• WORK TO COMPLETE
From the entries that follow, list every line in which the string "values" appears.
________
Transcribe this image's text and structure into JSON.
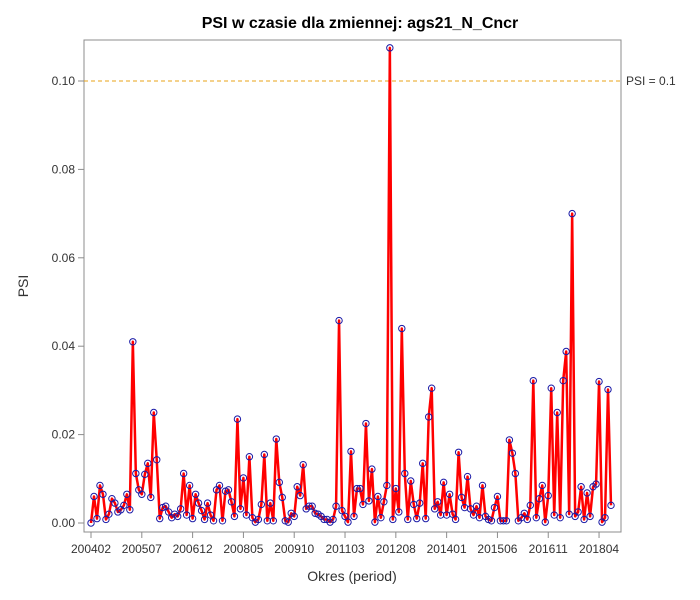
{
  "chart_data": {
    "type": "line",
    "title": "PSI w czasie dla zmiennej: ags21_N_Cncr",
    "xlabel": "Okres (period)",
    "ylabel": "PSI",
    "ylim": [
      0,
      0.109
    ],
    "yticks": [
      0.0,
      0.02,
      0.04,
      0.06,
      0.08,
      0.1
    ],
    "ytick_labels": [
      "0.00",
      "0.02",
      "0.04",
      "0.06",
      "0.08",
      "0.10"
    ],
    "xtick_labels": [
      "200402",
      "200507",
      "200612",
      "200805",
      "200910",
      "201103",
      "201208",
      "201401",
      "201506",
      "201611",
      "201804"
    ],
    "xtick_index_step": 17,
    "grid": false,
    "reference_line": {
      "y": 0.1,
      "label": "PSI = 0.1",
      "color": "#e8a317"
    },
    "series": [
      {
        "line_color": "#ff0000",
        "marker_color": "#1a1aa6",
        "values": [
          0.0,
          0.006,
          0.001,
          0.0085,
          0.0065,
          0.0008,
          0.002,
          0.0055,
          0.0045,
          0.0025,
          0.003,
          0.004,
          0.0065,
          0.003,
          0.041,
          0.0112,
          0.0075,
          0.0065,
          0.011,
          0.0135,
          0.0058,
          0.025,
          0.0143,
          0.001,
          0.0035,
          0.0038,
          0.0025,
          0.0012,
          0.002,
          0.0015,
          0.0032,
          0.0112,
          0.0018,
          0.0085,
          0.001,
          0.0065,
          0.0045,
          0.0028,
          0.0008,
          0.0045,
          0.0018,
          0.0005,
          0.0075,
          0.0085,
          0.0005,
          0.0072,
          0.0075,
          0.0048,
          0.0015,
          0.0235,
          0.0032,
          0.0102,
          0.0018,
          0.015,
          0.0012,
          0.0002,
          0.0008,
          0.0042,
          0.0155,
          0.0005,
          0.0045,
          0.0005,
          0.019,
          0.0092,
          0.0058,
          0.0005,
          0.0002,
          0.0022,
          0.0015,
          0.0082,
          0.0062,
          0.0132,
          0.0032,
          0.0038,
          0.0038,
          0.0022,
          0.002,
          0.0015,
          0.0008,
          0.0008,
          0.0002,
          0.0008,
          0.0038,
          0.0458,
          0.0028,
          0.0015,
          0.0002,
          0.0162,
          0.0015,
          0.0078,
          0.0078,
          0.0042,
          0.0225,
          0.005,
          0.0122,
          0.0002,
          0.006,
          0.0012,
          0.0048,
          0.0085,
          0.1075,
          0.0008,
          0.0078,
          0.0025,
          0.044,
          0.0112,
          0.0008,
          0.0095,
          0.0042,
          0.001,
          0.0045,
          0.0135,
          0.001,
          0.024,
          0.0305,
          0.0032,
          0.0048,
          0.0018,
          0.0092,
          0.0018,
          0.0065,
          0.002,
          0.0008,
          0.016,
          0.0058,
          0.0035,
          0.0105,
          0.0032,
          0.0018,
          0.0038,
          0.0012,
          0.0085,
          0.0015,
          0.0008,
          0.0005,
          0.0035,
          0.006,
          0.0005,
          0.0005,
          0.0005,
          0.0188,
          0.0158,
          0.0112,
          0.0005,
          0.0012,
          0.0022,
          0.0008,
          0.004,
          0.0322,
          0.0012,
          0.0055,
          0.0085,
          0.0002,
          0.0062,
          0.0305,
          0.0018,
          0.025,
          0.0012,
          0.0322,
          0.0388,
          0.002,
          0.07,
          0.0015,
          0.0025,
          0.0082,
          0.0008,
          0.0068,
          0.0015,
          0.0082,
          0.0088,
          0.032,
          0.0002,
          0.0012,
          0.0302,
          0.004
        ]
      }
    ]
  }
}
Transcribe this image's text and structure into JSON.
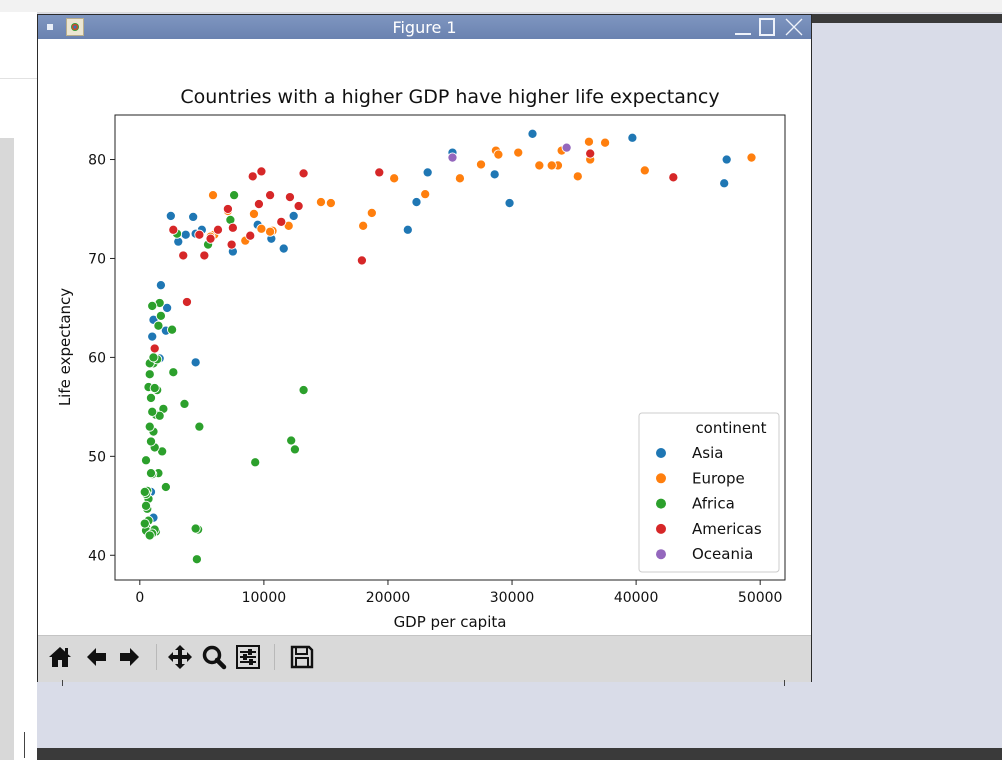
{
  "window": {
    "title": "Figure 1"
  },
  "toolbar": {
    "buttons": [
      {
        "name": "home-icon",
        "tooltip": ""
      },
      {
        "name": "back-arrow-icon",
        "tooltip": ""
      },
      {
        "name": "forward-arrow-icon",
        "tooltip": ""
      },
      {
        "name": "pan-icon",
        "tooltip": ""
      },
      {
        "name": "zoom-icon",
        "tooltip": ""
      },
      {
        "name": "subplots-config-icon",
        "tooltip": ""
      },
      {
        "name": "save-icon",
        "tooltip": ""
      }
    ]
  },
  "chart_data": {
    "type": "scatter",
    "title": "Countries with a higher GDP have higher life expectancy",
    "xlabel": "GDP per capita",
    "ylabel": "Life expectancy",
    "xlim": [
      -2000,
      52000
    ],
    "ylim": [
      37.5,
      84.5
    ],
    "xticks": [
      0,
      10000,
      20000,
      30000,
      40000,
      50000
    ],
    "yticks": [
      40,
      50,
      60,
      70,
      80
    ],
    "grid": false,
    "legend": {
      "title": "continent",
      "placement": "lower right"
    },
    "colors": {
      "Asia": "#1f77b4",
      "Europe": "#ff7f0e",
      "Africa": "#2ca02c",
      "Americas": "#d62728",
      "Oceania": "#9467bd"
    },
    "series": [
      {
        "name": "Asia",
        "x": [
          31650,
          47300,
          47100,
          39700,
          25200,
          28600,
          29800,
          23200,
          22300,
          21600,
          12400,
          10600,
          11600,
          9500,
          7500,
          5000,
          4500,
          4300,
          3700,
          3100,
          2500,
          2200,
          2100,
          1700,
          1600,
          1100,
          1000,
          1000,
          4500,
          1100,
          900
        ],
        "y": [
          82.6,
          80.0,
          77.6,
          82.2,
          80.7,
          78.5,
          75.6,
          78.7,
          75.7,
          72.9,
          74.3,
          72.0,
          71.0,
          73.4,
          70.7,
          72.9,
          72.5,
          74.2,
          72.4,
          71.7,
          74.3,
          65.0,
          62.7,
          67.3,
          59.9,
          63.8,
          62.1,
          59.4,
          59.5,
          43.8,
          46.4
        ]
      },
      {
        "name": "Europe",
        "x": [
          49300,
          40700,
          37500,
          36200,
          36300,
          35300,
          34000,
          33700,
          33200,
          32200,
          30500,
          28700,
          28900,
          27500,
          25800,
          23000,
          20500,
          18700,
          18000,
          15400,
          14600,
          12000,
          10700,
          10500,
          9800,
          9200,
          8500,
          7100,
          6000,
          5900,
          5700
        ],
        "y": [
          80.2,
          78.9,
          81.7,
          81.8,
          80.0,
          78.3,
          80.9,
          79.4,
          79.4,
          79.4,
          80.7,
          80.9,
          80.5,
          79.5,
          78.1,
          76.5,
          78.1,
          74.6,
          73.3,
          75.6,
          75.7,
          73.3,
          72.8,
          72.7,
          73.0,
          74.5,
          71.8,
          74.8,
          72.4,
          76.4,
          72.2
        ]
      },
      {
        "name": "Africa",
        "x": [
          13200,
          12500,
          12200,
          9300,
          7600,
          7300,
          5500,
          4800,
          4700,
          4600,
          3600,
          3000,
          2700,
          2600,
          2100,
          1900,
          1800,
          1700,
          1600,
          1500,
          1500,
          1400,
          1300,
          1200,
          1100,
          1100,
          1000,
          1000,
          900,
          900,
          800,
          800,
          800,
          700,
          700,
          700,
          600,
          600,
          500,
          500,
          500,
          500,
          500,
          400,
          400,
          1300,
          1200,
          1000,
          900,
          800,
          1600,
          1000,
          1200,
          1400,
          4500,
          1100
        ],
        "y": [
          56.7,
          50.7,
          51.6,
          49.4,
          76.4,
          73.9,
          71.4,
          53.0,
          42.6,
          39.6,
          55.3,
          72.5,
          58.5,
          62.8,
          46.9,
          54.8,
          50.5,
          64.2,
          65.5,
          63.2,
          48.3,
          56.7,
          54.2,
          50.9,
          52.5,
          59.4,
          65.2,
          48.2,
          51.5,
          55.9,
          59.4,
          58.3,
          53.0,
          57.0,
          45.7,
          43.5,
          46.5,
          44.7,
          49.6,
          46.2,
          42.9,
          45.0,
          42.5,
          46.4,
          43.2,
          42.4,
          42.6,
          42.2,
          48.3,
          42.0,
          54.1,
          54.5,
          56.9,
          59.8,
          42.7,
          60.0
        ]
      },
      {
        "name": "Americas",
        "x": [
          43000,
          36300,
          19300,
          17900,
          13200,
          12800,
          12100,
          11400,
          10500,
          9800,
          9600,
          9100,
          8900,
          7500,
          7400,
          7100,
          6300,
          5700,
          5200,
          4800,
          3800,
          3500,
          2700,
          1200
        ],
        "y": [
          78.2,
          80.6,
          78.7,
          69.8,
          78.6,
          75.3,
          76.2,
          73.7,
          76.4,
          78.8,
          75.5,
          78.3,
          72.3,
          73.1,
          71.4,
          75.0,
          72.9,
          72.0,
          70.3,
          72.4,
          65.6,
          70.3,
          72.9,
          60.9
        ]
      },
      {
        "name": "Oceania",
        "x": [
          34400,
          25200
        ],
        "y": [
          81.2,
          80.2
        ]
      }
    ]
  }
}
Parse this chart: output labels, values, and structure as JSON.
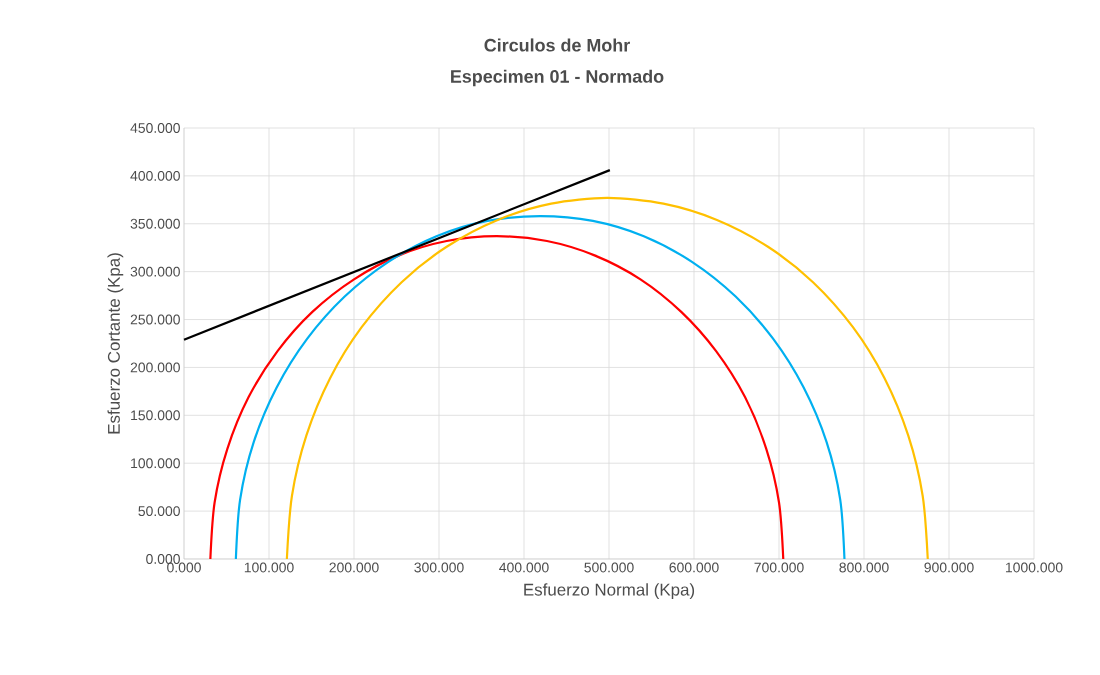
________
• CORRECT RESPONSE
        "values": [
Parse this chart: output labels, values, and structure as JSON.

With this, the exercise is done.